begin Task material

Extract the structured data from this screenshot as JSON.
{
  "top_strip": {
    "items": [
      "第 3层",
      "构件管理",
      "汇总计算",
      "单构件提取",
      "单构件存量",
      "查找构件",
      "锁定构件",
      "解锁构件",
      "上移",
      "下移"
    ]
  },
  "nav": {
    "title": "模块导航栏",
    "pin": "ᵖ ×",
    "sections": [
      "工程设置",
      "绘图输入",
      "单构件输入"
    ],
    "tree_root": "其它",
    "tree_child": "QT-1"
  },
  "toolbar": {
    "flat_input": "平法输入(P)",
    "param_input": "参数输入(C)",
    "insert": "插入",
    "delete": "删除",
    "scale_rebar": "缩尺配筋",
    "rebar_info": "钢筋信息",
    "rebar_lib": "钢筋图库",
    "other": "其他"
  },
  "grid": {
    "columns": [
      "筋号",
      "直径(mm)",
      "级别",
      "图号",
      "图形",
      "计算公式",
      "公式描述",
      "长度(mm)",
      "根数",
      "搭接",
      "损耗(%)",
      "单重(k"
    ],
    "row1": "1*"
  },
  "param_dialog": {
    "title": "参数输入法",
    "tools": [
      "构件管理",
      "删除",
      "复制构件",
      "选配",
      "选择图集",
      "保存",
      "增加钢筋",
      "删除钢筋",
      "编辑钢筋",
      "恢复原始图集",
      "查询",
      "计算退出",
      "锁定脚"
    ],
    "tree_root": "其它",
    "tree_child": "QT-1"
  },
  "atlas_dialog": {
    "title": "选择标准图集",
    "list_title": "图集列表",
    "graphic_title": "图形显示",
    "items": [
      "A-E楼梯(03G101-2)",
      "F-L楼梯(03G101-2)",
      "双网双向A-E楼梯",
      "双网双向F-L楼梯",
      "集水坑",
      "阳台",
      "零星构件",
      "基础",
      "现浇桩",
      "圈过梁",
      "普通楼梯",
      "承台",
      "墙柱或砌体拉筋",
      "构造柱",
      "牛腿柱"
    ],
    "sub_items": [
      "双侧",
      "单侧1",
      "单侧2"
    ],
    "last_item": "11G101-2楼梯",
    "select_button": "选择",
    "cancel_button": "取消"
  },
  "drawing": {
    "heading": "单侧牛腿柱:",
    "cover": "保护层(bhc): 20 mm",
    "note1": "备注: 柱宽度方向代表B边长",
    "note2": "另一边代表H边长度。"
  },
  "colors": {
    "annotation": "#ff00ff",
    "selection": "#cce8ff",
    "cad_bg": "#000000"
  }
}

end Task material

_What to produce_
Make an exact copy of the listing, including every line.

_Reply to the exercise_
Extract the structured data from this screenshot as JSON.
{
  "top_strip": {
    "items": [
      "第 3层",
      "构件管理",
      "汇总计算",
      "单构件提取",
      "单构件存量",
      "查找构件",
      "锁定构件",
      "解锁构件",
      "上移",
      "下移"
    ]
  },
  "nav": {
    "title": "模块导航栏",
    "pin": "ᵖ ×",
    "sections": [
      "工程设置",
      "绘图输入",
      "单构件输入"
    ],
    "tree_root": "其它",
    "tree_child": "QT-1"
  },
  "toolbar": {
    "flat_input": "平法输入(P)",
    "param_input": "参数输入(C)",
    "insert": "插入",
    "delete": "删除",
    "scale_rebar": "缩尺配筋",
    "rebar_info": "钢筋信息",
    "rebar_lib": "钢筋图库",
    "other": "其他"
  },
  "grid": {
    "columns": [
      "筋号",
      "直径(mm)",
      "级别",
      "图号",
      "图形",
      "计算公式",
      "公式描述",
      "长度(mm)",
      "根数",
      "搭接",
      "损耗(%)",
      "单重(k"
    ],
    "row1": "1*"
  },
  "param_dialog": {
    "title": "参数输入法",
    "tools": [
      "构件管理",
      "删除",
      "复制构件",
      "选配",
      "选择图集",
      "保存",
      "增加钢筋",
      "删除钢筋",
      "编辑钢筋",
      "恢复原始图集",
      "查询",
      "计算退出",
      "锁定脚"
    ],
    "tree_root": "其它",
    "tree_child": "QT-1"
  },
  "atlas_dialog": {
    "title": "选择标准图集",
    "list_title": "图集列表",
    "graphic_title": "图形显示",
    "items": [
      "A-E楼梯(03G101-2)",
      "F-L楼梯(03G101-2)",
      "双网双向A-E楼梯",
      "双网双向F-L楼梯",
      "集水坑",
      "阳台",
      "零星构件",
      "基础",
      "现浇桩",
      "圈过梁",
      "普通楼梯",
      "承台",
      "墙柱或砌体拉筋",
      "构造柱",
      "牛腿柱"
    ],
    "sub_items": [
      "双侧",
      "单侧1",
      "单侧2"
    ],
    "last_item": "11G101-2楼梯",
    "select_button": "选择",
    "cancel_button": "取消"
  },
  "drawing": {
    "heading": "单侧牛腿柱:",
    "cover": "保护层(bhc): 20 mm",
    "note1": "备注: 柱宽度方向代表B边长",
    "note2": "另一边代表H边长度。"
  },
  "colors": {
    "annotation": "#ff00ff",
    "selection": "#cce8ff",
    "cad_bg": "#000000"
  }
}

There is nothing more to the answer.